**Your objective:** Send back the records in full, character for character.

**Available data:**
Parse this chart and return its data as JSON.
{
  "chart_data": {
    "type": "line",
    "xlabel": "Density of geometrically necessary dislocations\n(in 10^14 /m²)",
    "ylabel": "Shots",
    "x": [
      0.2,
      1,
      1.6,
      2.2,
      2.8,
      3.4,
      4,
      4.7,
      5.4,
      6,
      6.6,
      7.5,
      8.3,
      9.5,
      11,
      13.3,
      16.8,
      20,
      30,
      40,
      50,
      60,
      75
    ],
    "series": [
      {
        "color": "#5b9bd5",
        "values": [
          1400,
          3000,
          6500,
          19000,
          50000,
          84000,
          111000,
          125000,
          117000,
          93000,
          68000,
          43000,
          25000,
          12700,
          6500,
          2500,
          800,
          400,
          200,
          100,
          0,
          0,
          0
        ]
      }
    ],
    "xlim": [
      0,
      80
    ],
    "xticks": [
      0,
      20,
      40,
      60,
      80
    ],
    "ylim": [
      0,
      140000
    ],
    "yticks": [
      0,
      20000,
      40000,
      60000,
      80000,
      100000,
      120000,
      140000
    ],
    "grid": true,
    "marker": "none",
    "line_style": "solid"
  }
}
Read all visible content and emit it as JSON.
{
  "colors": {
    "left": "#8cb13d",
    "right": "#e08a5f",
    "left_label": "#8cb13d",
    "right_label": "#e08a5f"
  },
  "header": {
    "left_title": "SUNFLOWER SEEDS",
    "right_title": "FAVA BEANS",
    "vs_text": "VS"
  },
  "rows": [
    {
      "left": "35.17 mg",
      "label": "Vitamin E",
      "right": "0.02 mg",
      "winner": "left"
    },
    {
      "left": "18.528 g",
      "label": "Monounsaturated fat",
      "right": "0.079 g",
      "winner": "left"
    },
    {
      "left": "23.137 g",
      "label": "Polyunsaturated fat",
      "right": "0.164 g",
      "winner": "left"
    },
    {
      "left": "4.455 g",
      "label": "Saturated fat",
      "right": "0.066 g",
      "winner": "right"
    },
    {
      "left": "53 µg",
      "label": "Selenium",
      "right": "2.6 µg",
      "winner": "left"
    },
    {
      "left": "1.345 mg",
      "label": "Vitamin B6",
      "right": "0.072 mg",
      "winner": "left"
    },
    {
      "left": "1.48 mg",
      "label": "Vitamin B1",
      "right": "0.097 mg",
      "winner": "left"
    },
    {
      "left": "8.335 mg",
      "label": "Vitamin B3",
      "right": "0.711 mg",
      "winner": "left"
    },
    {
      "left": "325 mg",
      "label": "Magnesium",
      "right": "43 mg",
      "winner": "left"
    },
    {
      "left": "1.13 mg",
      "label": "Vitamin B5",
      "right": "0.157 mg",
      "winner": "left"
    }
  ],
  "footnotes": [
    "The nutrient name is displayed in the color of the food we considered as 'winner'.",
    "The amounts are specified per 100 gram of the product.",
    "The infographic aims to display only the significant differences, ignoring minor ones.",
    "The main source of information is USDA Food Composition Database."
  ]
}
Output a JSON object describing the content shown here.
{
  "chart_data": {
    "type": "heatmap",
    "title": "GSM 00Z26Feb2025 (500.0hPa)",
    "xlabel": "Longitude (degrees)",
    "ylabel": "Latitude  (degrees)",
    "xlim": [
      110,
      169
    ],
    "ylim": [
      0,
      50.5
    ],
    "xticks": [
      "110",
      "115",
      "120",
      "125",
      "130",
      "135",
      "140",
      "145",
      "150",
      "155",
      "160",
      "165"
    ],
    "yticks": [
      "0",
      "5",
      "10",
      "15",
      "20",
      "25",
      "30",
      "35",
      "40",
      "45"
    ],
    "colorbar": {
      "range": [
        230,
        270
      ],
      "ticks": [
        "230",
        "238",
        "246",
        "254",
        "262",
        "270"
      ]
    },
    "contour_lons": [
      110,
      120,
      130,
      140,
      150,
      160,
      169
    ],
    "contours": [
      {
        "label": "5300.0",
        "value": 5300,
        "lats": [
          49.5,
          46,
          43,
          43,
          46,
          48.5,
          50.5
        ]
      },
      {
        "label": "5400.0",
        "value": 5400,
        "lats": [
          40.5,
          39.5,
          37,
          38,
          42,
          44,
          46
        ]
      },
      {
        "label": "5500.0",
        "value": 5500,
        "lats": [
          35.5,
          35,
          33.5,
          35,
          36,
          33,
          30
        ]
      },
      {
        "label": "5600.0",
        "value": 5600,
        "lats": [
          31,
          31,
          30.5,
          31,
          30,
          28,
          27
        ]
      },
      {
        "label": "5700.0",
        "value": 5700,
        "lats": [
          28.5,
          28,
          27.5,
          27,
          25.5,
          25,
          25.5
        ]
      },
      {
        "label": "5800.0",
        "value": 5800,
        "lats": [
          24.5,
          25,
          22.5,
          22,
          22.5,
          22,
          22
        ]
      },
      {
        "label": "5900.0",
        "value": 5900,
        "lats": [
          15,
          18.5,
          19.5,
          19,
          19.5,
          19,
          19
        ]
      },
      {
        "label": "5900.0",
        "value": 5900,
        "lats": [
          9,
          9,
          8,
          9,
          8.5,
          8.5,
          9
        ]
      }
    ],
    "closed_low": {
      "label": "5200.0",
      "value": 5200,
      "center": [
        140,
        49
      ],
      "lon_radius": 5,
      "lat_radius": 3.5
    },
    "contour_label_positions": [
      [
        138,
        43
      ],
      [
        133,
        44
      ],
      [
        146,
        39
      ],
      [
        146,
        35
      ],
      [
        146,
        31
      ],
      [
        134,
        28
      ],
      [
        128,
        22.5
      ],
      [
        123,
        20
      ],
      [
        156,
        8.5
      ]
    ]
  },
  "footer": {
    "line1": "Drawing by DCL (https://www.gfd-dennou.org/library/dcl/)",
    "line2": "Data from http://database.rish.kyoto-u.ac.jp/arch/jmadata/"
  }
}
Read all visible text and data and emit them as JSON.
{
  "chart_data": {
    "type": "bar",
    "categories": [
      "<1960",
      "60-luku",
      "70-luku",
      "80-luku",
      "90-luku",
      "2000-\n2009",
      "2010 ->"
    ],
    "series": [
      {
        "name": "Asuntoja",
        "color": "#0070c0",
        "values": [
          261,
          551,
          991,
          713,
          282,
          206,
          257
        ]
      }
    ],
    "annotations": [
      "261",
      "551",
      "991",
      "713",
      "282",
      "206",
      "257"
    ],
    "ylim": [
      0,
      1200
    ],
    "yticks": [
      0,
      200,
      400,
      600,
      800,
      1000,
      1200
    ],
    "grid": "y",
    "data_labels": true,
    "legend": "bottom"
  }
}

**Full answer:**
Parse this chart and return its data as JSON.
{
  "chart_data": {
    "type": "line",
    "xlabel": "Density of geometrically necessary dislocations\n(in 10^14 /m²)",
    "ylabel": "Shots",
    "x": [
      0.2,
      1,
      1.6,
      2.2,
      2.8,
      3.4,
      4,
      4.7,
      5.4,
      6,
      6.6,
      7.5,
      8.3,
      9.5,
      11,
      13.3,
      16.8,
      20,
      30,
      40,
      50,
      60,
      75
    ],
    "series": [
      {
        "color": "#5b9bd5",
        "values": [
          1400,
          3000,
          6500,
          19000,
          50000,
          84000,
          111000,
          125000,
          117000,
          93000,
          68000,
          43000,
          25000,
          12700,
          6500,
          2500,
          800,
          400,
          200,
          100,
          0,
          0,
          0
        ]
      }
    ],
    "xlim": [
      0,
      80
    ],
    "xticks": [
      0,
      20,
      40,
      60,
      80
    ],
    "ylim": [
      0,
      140000
    ],
    "yticks": [
      0,
      20000,
      40000,
      60000,
      80000,
      100000,
      120000,
      140000
    ],
    "grid": true,
    "marker": "none",
    "line_style": "solid"
  }
}
Read all visible content and emit it as JSON.
{
  "colors": {
    "left": "#8cb13d",
    "right": "#e08a5f",
    "left_label": "#8cb13d",
    "right_label": "#e08a5f"
  },
  "header": {
    "left_title": "SUNFLOWER SEEDS",
    "right_title": "FAVA BEANS",
    "vs_text": "VS"
  },
  "rows": [
    {
      "left": "35.17 mg",
      "label": "Vitamin E",
      "right": "0.02 mg",
      "winner": "left"
    },
    {
      "left": "18.528 g",
      "label": "Monounsaturated fat",
      "right": "0.079 g",
      "winner": "left"
    },
    {
      "left": "23.137 g",
      "label": "Polyunsaturated fat",
      "right": "0.164 g",
      "winner": "left"
    },
    {
      "left": "4.455 g",
      "label": "Saturated fat",
      "right": "0.066 g",
      "winner": "right"
    },
    {
      "left": "53 µg",
      "label": "Selenium",
      "right": "2.6 µg",
      "winner": "left"
    },
    {
      "left": "1.345 mg",
      "label": "Vitamin B6",
      "right": "0.072 mg",
      "winner": "left"
    },
    {
      "left": "1.48 mg",
      "label": "Vitamin B1",
      "right": "0.097 mg",
      "winner": "left"
    },
    {
      "left": "8.335 mg",
      "label": "Vitamin B3",
      "right": "0.711 mg",
      "winner": "left"
    },
    {
      "left": "325 mg",
      "label": "Magnesium",
      "right": "43 mg",
      "winner": "left"
    },
    {
      "left": "1.13 mg",
      "label": "Vitamin B5",
      "right": "0.157 mg",
      "winner": "left"
    }
  ],
  "footnotes": [
    "The nutrient name is displayed in the color of the food we considered as 'winner'.",
    "The amounts are specified per 100 gram of the product.",
    "The infographic aims to display only the significant differences, ignoring minor ones.",
    "The main source of information is USDA Food Composition Database."
  ]
}
Output a JSON object describing the content shown here.
{
  "chart_data": {
    "type": "heatmap",
    "title": "GSM 00Z26Feb2025 (500.0hPa)",
    "xlabel": "Longitude (degrees)",
    "ylabel": "Latitude  (degrees)",
    "xlim": [
      110,
      169
    ],
    "ylim": [
      0,
      50.5
    ],
    "xticks": [
      "110",
      "115",
      "120",
      "125",
      "130",
      "135",
      "140",
      "145",
      "150",
      "155",
      "160",
      "165"
    ],
    "yticks": [
      "0",
      "5",
      "10",
      "15",
      "20",
      "25",
      "30",
      "35",
      "40",
      "45"
    ],
    "colorbar": {
      "range": [
        230,
        270
      ],
      "ticks": [
        "230",
        "238",
        "246",
        "254",
        "262",
        "270"
      ]
    },
    "contour_lons": [
      110,
      120,
      130,
      140,
      150,
      160,
      169
    ],
    "contours": [
      {
        "label": "5300.0",
        "value": 5300,
        "lats": [
          49.5,
          46,
          43,
          43,
          46,
          48.5,
          50.5
        ]
      },
      {
        "label": "5400.0",
        "value": 5400,
        "lats": [
          40.5,
          39.5,
          37,
          38,
          42,
          44,
          46
        ]
      },
      {
        "label": "5500.0",
        "value": 5500,
        "lats": [
          35.5,
          35,
          33.5,
          35,
          36,
          33,
          30
        ]
      },
      {
        "label": "5600.0",
        "value": 5600,
        "lats": [
          31,
          31,
          30.5,
          31,
          30,
          28,
          27
        ]
      },
      {
        "label": "5700.0",
        "value": 5700,
        "lats": [
          28.5,
          28,
          27.5,
          27,
          25.5,
          25,
          25.5
        ]
      },
      {
        "label": "5800.0",
        "value": 5800,
        "lats": [
          24.5,
          25,
          22.5,
          22,
          22.5,
          22,
          22
        ]
      },
      {
        "label": "5900.0",
        "value": 5900,
        "lats": [
          15,
          18.5,
          19.5,
          19,
          19.5,
          19,
          19
        ]
      },
      {
        "label": "5900.0",
        "value": 5900,
        "lats": [
          9,
          9,
          8,
          9,
          8.5,
          8.5,
          9
        ]
      }
    ],
    "closed_low": {
      "label": "5200.0",
      "value": 5200,
      "center": [
        140,
        49
      ],
      "lon_radius": 5,
      "lat_radius": 3.5
    },
    "contour_label_positions": [
      [
        138,
        43
      ],
      [
        133,
        44
      ],
      [
        146,
        39
      ],
      [
        146,
        35
      ],
      [
        146,
        31
      ],
      [
        134,
        28
      ],
      [
        128,
        22.5
      ],
      [
        123,
        20
      ],
      [
        156,
        8.5
      ]
    ]
  },
  "footer": {
    "line1": "Drawing by DCL (https://www.gfd-dennou.org/library/dcl/)",
    "line2": "Data from http://database.rish.kyoto-u.ac.jp/arch/jmadata/"
  }
}
Read all visible text and data and emit them as JSON.
{
  "chart_data": {
    "type": "bar",
    "categories": [
      "<1960",
      "60-luku",
      "70-luku",
      "80-luku",
      "90-luku",
      "2000-\n2009",
      "2010 ->"
    ],
    "series": [
      {
        "name": "Asuntoja",
        "color": "#0070c0",
        "values": [
          261,
          551,
          991,
          713,
          282,
          206,
          257
        ]
      }
    ],
    "annotations": [
      "261",
      "551",
      "991",
      "713",
      "282",
      "206",
      "257"
    ],
    "ylim": [
      0,
      1200
    ],
    "yticks": [
      0,
      200,
      400,
      600,
      800,
      1000,
      1200
    ],
    "grid": "y",
    "data_labels": true,
    "legend": "bottom"
  }
}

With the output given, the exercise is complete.